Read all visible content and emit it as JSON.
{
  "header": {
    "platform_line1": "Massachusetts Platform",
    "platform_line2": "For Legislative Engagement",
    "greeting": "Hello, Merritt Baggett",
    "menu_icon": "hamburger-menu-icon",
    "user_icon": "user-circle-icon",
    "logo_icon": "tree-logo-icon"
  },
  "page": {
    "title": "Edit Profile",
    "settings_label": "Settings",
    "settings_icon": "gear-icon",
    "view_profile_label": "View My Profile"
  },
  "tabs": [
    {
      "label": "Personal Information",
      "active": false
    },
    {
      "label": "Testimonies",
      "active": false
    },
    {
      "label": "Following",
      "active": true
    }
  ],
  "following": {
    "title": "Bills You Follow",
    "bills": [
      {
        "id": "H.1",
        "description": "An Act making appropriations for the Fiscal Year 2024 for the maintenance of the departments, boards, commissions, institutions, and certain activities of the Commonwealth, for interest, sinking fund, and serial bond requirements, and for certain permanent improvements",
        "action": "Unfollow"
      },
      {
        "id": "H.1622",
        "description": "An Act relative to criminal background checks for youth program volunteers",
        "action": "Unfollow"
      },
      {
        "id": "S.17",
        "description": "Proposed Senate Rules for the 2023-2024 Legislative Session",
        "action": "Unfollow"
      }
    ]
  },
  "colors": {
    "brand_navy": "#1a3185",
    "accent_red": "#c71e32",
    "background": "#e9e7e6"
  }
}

——————

→ **Work to complete**:
Show the data once more, exactly as it was written.

→ **Solution to this problem**:
Read all visible content and emit it as JSON.
{
  "header": {
    "platform_line1": "Massachusetts Platform",
    "platform_line2": "For Legislative Engagement",
    "greeting": "Hello, Merritt Baggett",
    "menu_icon": "hamburger-menu-icon",
    "user_icon": "user-circle-icon",
    "logo_icon": "tree-logo-icon"
  },
  "page": {
    "title": "Edit Profile",
    "settings_label": "Settings",
    "settings_icon": "gear-icon",
    "view_profile_label": "View My Profile"
  },
  "tabs": [
    {
      "label": "Personal Information",
      "active": false
    },
    {
      "label": "Testimonies",
      "active": false
    },
    {
      "label": "Following",
      "active": true
    }
  ],
  "following": {
    "title": "Bills You Follow",
    "bills": [
      {
        "id": "H.1",
        "description": "An Act making appropriations for the Fiscal Year 2024 for the maintenance of the departments, boards, commissions, institutions, and certain activities of the Commonwealth, for interest, sinking fund, and serial bond requirements, and for certain permanent improvements",
        "action": "Unfollow"
      },
      {
        "id": "H.1622",
        "description": "An Act relative to criminal background checks for youth program volunteers",
        "action": "Unfollow"
      },
      {
        "id": "S.17",
        "description": "Proposed Senate Rules for the 2023-2024 Legislative Session",
        "action": "Unfollow"
      }
    ]
  },
  "colors": {
    "brand_navy": "#1a3185",
    "accent_red": "#c71e32",
    "background": "#e9e7e6"
  }
}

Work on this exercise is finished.